WHAT YOU SHOULD DO
Read the entries below and pull out each line with the string "Collector".

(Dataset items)
----------

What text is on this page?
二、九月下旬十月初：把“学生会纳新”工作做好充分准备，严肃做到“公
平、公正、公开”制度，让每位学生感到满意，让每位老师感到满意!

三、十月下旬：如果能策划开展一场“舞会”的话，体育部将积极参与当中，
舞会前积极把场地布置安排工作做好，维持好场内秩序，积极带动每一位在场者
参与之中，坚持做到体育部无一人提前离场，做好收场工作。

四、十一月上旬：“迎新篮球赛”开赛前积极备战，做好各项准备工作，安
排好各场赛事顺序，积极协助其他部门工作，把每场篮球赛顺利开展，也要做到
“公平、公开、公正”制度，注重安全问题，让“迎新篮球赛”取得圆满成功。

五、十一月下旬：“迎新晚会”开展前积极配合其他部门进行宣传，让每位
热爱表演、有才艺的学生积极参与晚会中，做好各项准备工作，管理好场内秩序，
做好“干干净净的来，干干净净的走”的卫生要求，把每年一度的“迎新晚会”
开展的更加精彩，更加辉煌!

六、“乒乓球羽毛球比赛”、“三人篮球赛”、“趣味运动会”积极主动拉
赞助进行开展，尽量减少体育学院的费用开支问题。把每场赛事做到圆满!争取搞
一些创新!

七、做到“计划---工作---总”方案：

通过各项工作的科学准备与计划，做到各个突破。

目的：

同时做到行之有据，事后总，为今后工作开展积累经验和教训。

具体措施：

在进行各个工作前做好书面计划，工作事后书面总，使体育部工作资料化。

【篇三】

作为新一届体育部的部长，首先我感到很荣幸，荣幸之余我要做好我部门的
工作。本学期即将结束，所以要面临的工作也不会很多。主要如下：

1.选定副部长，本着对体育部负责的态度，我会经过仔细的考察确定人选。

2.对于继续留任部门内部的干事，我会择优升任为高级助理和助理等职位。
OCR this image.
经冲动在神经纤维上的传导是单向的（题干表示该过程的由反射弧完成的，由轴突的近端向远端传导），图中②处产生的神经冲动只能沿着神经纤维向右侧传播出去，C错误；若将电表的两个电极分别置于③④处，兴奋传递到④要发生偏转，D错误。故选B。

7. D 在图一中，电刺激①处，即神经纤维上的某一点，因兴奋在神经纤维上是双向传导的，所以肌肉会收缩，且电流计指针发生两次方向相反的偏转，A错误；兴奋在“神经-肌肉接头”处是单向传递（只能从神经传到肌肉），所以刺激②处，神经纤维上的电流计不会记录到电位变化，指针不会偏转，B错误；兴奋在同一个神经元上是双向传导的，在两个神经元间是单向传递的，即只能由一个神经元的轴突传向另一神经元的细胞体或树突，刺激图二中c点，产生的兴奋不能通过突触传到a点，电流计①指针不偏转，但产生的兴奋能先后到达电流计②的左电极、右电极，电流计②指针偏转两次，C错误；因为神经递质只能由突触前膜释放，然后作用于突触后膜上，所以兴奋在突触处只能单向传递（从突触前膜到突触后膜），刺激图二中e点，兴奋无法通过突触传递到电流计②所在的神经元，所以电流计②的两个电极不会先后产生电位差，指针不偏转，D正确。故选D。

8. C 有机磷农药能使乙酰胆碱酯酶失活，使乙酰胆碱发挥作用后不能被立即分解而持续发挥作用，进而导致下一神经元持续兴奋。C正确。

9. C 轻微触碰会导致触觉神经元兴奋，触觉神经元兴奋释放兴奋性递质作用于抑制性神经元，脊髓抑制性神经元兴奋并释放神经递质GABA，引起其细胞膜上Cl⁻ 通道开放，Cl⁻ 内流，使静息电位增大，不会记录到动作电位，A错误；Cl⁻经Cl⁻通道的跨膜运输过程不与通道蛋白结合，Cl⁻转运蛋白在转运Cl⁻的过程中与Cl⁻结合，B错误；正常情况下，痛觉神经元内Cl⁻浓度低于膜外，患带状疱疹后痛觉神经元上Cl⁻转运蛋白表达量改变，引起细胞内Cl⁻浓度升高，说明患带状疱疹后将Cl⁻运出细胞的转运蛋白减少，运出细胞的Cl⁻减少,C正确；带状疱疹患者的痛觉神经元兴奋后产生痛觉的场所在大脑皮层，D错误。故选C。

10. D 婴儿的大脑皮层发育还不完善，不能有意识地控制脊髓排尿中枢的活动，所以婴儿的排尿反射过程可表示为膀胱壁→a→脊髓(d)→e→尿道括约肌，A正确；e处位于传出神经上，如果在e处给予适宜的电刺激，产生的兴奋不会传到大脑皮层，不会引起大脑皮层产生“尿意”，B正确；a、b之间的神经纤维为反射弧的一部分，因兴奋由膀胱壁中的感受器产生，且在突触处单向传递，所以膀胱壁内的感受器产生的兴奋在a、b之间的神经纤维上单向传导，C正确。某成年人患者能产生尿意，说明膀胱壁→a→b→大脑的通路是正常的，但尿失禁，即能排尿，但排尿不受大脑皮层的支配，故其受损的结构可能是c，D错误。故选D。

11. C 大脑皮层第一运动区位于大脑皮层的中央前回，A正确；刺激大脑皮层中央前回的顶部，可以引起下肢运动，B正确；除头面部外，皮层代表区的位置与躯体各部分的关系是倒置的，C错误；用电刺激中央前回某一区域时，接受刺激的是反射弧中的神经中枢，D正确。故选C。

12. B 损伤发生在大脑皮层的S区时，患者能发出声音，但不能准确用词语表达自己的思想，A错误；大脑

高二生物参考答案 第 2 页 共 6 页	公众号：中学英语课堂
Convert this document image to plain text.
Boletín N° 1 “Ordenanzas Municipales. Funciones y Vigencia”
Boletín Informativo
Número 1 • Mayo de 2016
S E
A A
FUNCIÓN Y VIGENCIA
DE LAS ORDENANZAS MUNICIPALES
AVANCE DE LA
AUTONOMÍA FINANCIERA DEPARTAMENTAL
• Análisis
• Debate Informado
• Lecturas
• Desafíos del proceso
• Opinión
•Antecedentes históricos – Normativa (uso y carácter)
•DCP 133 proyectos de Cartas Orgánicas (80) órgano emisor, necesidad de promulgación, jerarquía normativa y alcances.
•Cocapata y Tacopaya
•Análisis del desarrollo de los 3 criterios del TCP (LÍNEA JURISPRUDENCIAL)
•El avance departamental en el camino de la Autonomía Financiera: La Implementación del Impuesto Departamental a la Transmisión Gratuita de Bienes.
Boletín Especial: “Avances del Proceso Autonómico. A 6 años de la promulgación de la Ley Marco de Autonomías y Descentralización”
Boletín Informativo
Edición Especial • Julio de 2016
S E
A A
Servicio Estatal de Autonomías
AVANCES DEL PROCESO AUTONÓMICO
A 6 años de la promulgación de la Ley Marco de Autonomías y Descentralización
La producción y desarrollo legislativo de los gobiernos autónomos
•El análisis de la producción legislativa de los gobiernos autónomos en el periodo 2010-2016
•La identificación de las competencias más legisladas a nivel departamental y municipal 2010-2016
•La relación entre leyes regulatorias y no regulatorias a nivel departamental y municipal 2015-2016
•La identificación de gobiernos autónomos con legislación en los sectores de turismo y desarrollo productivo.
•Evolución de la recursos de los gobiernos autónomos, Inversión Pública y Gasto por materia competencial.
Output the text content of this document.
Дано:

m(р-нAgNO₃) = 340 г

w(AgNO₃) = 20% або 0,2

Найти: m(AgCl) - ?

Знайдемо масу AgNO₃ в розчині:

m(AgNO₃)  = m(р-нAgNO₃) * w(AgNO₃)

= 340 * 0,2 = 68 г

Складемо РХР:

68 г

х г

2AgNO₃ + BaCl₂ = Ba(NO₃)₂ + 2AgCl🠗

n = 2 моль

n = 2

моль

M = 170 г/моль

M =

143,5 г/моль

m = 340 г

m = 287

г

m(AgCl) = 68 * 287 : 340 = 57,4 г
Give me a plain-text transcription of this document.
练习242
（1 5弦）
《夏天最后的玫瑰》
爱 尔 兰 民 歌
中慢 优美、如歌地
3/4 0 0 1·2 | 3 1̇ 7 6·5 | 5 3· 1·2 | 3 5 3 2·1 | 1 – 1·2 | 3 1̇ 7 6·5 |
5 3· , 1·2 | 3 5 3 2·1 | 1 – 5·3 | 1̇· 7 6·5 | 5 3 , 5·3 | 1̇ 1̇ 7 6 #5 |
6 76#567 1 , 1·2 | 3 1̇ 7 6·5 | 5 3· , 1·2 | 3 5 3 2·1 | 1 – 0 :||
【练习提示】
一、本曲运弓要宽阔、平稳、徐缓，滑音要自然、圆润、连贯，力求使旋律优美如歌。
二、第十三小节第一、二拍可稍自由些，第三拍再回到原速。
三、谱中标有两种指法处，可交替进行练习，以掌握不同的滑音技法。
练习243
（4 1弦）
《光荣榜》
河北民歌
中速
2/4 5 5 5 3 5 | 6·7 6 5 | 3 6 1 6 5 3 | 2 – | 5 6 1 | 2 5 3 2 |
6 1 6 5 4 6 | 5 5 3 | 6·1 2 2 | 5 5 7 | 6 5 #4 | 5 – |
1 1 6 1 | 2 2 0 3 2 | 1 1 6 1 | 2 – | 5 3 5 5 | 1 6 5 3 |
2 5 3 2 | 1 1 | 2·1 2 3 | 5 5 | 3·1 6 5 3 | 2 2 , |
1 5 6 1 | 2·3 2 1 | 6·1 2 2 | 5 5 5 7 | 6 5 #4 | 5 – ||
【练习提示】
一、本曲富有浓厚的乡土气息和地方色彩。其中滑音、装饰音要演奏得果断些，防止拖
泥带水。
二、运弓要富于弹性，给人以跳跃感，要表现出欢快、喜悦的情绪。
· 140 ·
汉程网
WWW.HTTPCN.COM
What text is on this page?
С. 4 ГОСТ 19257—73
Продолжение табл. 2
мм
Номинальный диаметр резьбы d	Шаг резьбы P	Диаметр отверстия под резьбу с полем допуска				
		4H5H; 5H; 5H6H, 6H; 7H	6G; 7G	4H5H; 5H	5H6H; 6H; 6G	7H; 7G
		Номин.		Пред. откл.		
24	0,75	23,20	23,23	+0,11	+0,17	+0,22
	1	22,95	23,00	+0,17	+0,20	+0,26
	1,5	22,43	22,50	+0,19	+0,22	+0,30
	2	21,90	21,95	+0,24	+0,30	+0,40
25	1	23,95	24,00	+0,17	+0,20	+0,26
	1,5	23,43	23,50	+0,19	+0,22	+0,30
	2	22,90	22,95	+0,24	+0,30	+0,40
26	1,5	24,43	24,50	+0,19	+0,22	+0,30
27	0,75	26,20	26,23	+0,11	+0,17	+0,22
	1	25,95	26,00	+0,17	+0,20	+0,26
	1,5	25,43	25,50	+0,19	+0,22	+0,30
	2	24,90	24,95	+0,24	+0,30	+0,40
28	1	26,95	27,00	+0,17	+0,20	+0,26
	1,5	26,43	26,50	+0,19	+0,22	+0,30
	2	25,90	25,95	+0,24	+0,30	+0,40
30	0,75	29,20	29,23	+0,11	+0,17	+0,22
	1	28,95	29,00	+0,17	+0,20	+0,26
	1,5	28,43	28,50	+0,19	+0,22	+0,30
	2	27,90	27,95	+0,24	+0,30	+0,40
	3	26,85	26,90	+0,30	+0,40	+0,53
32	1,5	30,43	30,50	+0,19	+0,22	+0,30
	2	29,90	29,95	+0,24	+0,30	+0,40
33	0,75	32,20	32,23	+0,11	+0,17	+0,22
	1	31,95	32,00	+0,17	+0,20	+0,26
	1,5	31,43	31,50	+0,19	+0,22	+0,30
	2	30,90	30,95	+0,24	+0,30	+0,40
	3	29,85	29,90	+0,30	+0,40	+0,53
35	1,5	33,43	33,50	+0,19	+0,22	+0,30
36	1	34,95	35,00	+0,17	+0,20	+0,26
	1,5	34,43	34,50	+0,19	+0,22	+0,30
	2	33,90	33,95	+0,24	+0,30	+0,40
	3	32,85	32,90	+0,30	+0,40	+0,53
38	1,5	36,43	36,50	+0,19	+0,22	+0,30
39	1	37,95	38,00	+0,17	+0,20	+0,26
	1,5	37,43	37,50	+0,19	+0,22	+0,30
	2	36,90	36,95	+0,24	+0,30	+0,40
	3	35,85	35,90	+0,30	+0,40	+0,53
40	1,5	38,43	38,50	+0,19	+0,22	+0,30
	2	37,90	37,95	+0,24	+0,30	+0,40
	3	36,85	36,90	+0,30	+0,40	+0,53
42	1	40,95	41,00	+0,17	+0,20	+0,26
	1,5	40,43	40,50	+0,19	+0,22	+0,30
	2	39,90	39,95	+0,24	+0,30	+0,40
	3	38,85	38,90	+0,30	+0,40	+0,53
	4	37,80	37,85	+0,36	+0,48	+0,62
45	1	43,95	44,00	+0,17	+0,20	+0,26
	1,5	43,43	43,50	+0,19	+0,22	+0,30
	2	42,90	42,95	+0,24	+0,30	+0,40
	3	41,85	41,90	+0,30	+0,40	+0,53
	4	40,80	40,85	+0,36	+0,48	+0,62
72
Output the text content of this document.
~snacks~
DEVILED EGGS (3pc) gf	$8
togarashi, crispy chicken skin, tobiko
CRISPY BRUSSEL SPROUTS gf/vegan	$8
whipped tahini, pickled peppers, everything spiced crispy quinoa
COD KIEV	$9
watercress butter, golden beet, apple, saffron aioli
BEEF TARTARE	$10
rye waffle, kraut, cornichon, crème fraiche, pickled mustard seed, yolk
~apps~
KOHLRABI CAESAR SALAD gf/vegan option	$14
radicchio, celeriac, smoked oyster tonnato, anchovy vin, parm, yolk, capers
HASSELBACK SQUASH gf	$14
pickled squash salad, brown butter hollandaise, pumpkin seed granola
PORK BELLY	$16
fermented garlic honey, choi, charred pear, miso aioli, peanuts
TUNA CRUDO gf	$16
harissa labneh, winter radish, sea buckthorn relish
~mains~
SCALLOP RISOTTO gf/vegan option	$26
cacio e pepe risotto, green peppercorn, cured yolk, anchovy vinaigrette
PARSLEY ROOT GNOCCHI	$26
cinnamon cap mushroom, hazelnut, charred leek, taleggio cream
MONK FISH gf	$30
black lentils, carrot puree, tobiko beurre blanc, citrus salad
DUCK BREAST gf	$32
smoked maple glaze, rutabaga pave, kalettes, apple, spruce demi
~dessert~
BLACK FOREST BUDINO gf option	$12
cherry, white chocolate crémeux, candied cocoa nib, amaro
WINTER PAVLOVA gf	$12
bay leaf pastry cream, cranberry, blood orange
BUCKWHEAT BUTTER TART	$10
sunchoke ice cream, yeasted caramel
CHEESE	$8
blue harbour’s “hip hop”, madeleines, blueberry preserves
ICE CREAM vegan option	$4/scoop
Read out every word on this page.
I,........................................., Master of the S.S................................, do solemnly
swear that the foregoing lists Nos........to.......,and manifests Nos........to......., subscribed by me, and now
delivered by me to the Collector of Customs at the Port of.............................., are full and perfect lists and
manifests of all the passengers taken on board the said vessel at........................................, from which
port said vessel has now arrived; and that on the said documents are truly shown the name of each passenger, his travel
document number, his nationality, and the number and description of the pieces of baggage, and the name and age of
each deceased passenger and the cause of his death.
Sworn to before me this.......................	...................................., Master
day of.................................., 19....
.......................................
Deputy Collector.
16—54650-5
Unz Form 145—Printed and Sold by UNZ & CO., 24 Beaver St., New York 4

----------

WRITTEN ANSWER
delivered by me to the Collector of Customs at the Port of.............................., are full and perfect lists and
Deputy Collector.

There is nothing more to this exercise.